PROBLEM REQUIREMENTS. Arrange the records from the first line up to and including the line with "page-icon: 🗋 <box>104 8 114 22</box>" as a Markdown table with the columns No. and Entry, giving each line a row number and leaving out blank lines.

INFORMATION GIVEN.
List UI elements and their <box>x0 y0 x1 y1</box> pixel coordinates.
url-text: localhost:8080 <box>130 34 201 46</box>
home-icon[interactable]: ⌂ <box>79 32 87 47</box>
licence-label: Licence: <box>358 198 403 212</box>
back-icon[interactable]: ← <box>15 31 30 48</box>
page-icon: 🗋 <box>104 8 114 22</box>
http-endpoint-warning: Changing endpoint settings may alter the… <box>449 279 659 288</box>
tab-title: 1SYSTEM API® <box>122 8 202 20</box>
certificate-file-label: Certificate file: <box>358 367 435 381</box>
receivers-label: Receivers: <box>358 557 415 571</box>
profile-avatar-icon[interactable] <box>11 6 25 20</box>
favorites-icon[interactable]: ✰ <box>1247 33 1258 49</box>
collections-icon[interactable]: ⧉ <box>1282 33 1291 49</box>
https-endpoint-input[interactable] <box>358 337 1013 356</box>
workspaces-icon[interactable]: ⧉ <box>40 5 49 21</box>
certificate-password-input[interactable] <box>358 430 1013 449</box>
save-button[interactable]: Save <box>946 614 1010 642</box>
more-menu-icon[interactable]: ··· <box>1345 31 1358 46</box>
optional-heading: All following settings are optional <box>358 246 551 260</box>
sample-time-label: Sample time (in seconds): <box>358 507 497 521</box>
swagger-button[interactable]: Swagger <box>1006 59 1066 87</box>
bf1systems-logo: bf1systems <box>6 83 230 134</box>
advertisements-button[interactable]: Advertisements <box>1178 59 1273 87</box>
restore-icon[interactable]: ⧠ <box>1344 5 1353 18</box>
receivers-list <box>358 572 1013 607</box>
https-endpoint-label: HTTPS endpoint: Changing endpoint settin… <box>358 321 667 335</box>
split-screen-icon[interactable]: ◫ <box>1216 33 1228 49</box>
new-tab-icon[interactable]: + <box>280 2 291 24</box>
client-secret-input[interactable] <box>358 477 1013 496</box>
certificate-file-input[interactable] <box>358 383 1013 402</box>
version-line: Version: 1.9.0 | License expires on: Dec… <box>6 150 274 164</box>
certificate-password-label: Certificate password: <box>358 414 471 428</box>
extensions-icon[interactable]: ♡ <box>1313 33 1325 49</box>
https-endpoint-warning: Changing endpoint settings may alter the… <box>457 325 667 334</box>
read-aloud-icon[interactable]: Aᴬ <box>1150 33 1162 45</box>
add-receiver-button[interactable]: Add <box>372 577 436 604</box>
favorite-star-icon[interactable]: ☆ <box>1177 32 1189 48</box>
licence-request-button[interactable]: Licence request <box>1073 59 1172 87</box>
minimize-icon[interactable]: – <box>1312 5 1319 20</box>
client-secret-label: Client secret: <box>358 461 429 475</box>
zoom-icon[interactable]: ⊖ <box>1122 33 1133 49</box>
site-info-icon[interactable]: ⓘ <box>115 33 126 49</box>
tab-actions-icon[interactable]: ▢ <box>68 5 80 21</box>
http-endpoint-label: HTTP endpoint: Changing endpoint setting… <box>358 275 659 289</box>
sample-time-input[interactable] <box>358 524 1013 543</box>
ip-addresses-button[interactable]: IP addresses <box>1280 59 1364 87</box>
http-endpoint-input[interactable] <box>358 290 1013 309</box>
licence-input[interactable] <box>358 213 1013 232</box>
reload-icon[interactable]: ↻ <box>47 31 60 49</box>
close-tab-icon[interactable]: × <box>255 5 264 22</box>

SOLUTION.
| No. | Entry |
|---|---|
| 1 | List UI elements and their <box>x0 y0 x1 y1</box> pixel coordinates. |
| 2 | url-text: localhost:8080 <box>130 34 201 46</box> |
| 3 | home-icon[interactable]: ⌂ <box>79 32 87 47</box> |
| 4 | licence-label: Licence: <box>358 198 403 212</box> |
| 5 | back-icon[interactable]: ← <box>15 31 30 48</box> |
| 6 | page-icon: 🗋 <box>104 8 114 22</box> |